### Extracted data entries
|---|
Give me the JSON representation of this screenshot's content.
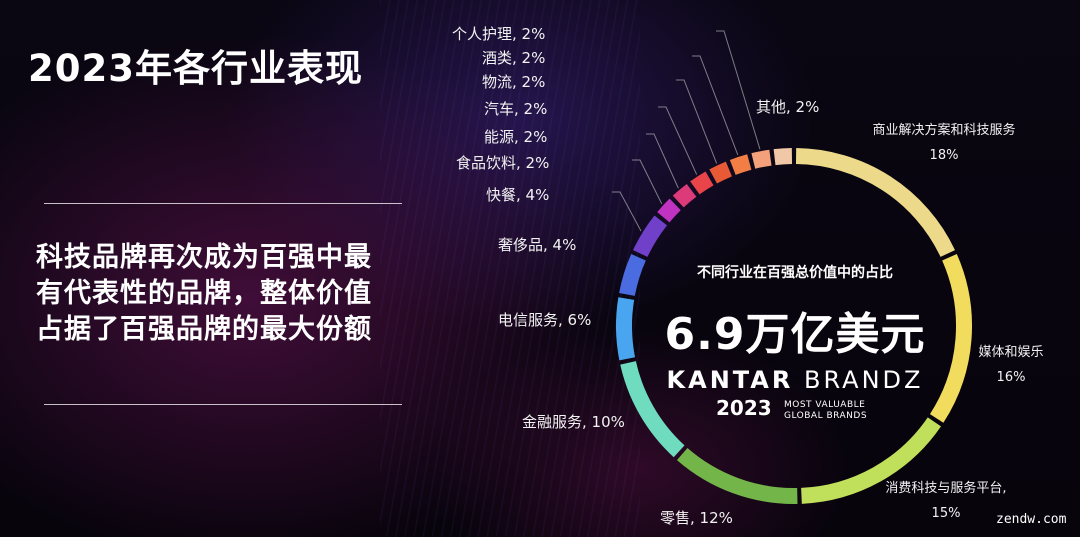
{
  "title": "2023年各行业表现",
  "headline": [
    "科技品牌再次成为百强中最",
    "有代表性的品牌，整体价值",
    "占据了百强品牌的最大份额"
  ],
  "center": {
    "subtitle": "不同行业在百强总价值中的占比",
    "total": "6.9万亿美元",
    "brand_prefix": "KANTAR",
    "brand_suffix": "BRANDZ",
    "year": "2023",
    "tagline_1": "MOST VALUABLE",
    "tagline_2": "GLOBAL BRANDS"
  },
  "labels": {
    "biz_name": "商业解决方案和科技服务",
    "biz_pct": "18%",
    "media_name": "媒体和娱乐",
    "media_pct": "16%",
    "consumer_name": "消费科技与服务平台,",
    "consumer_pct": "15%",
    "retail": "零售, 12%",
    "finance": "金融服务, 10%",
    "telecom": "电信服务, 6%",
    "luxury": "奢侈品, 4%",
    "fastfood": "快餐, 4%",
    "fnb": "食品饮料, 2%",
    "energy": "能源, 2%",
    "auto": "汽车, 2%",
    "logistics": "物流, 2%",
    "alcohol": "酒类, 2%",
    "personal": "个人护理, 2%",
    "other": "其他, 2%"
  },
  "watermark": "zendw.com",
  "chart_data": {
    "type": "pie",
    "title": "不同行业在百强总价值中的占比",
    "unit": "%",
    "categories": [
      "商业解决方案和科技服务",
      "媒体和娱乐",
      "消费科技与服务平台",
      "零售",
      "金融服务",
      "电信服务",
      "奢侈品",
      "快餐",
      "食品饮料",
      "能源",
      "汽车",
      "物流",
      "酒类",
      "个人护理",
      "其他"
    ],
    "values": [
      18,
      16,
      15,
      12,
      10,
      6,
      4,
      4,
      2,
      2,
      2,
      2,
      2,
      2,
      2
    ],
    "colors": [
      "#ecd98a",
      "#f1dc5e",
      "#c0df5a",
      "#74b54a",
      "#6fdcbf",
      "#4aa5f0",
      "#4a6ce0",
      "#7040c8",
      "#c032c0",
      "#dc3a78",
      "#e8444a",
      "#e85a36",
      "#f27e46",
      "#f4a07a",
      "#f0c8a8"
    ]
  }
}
|---|
### Description of the task
Do not include the images; transcribe the rest of the listing exactly.

### Complete response
Give me the JSON representation of this screenshot's content.
{
  "title": "2023年各行业表现",
  "headline": [
    "科技品牌再次成为百强中最",
    "有代表性的品牌，整体价值",
    "占据了百强品牌的最大份额"
  ],
  "center": {
    "subtitle": "不同行业在百强总价值中的占比",
    "total": "6.9万亿美元",
    "brand_prefix": "KANTAR",
    "brand_suffix": "BRANDZ",
    "year": "2023",
    "tagline_1": "MOST VALUABLE",
    "tagline_2": "GLOBAL BRANDS"
  },
  "labels": {
    "biz_name": "商业解决方案和科技服务",
    "biz_pct": "18%",
    "media_name": "媒体和娱乐",
    "media_pct": "16%",
    "consumer_name": "消费科技与服务平台,",
    "consumer_pct": "15%",
    "retail": "零售, 12%",
    "finance": "金融服务, 10%",
    "telecom": "电信服务, 6%",
    "luxury": "奢侈品, 4%",
    "fastfood": "快餐, 4%",
    "fnb": "食品饮料, 2%",
    "energy": "能源, 2%",
    "auto": "汽车, 2%",
    "logistics": "物流, 2%",
    "alcohol": "酒类, 2%",
    "personal": "个人护理, 2%",
    "other": "其他, 2%"
  },
  "watermark": "zendw.com",
  "chart_data": {
    "type": "pie",
    "title": "不同行业在百强总价值中的占比",
    "unit": "%",
    "categories": [
      "商业解决方案和科技服务",
      "媒体和娱乐",
      "消费科技与服务平台",
      "零售",
      "金融服务",
      "电信服务",
      "奢侈品",
      "快餐",
      "食品饮料",
      "能源",
      "汽车",
      "物流",
      "酒类",
      "个人护理",
      "其他"
    ],
    "values": [
      18,
      16,
      15,
      12,
      10,
      6,
      4,
      4,
      2,
      2,
      2,
      2,
      2,
      2,
      2
    ],
    "colors": [
      "#ecd98a",
      "#f1dc5e",
      "#c0df5a",
      "#74b54a",
      "#6fdcbf",
      "#4aa5f0",
      "#4a6ce0",
      "#7040c8",
      "#c032c0",
      "#dc3a78",
      "#e8444a",
      "#e85a36",
      "#f27e46",
      "#f4a07a",
      "#f0c8a8"
    ]
  }
}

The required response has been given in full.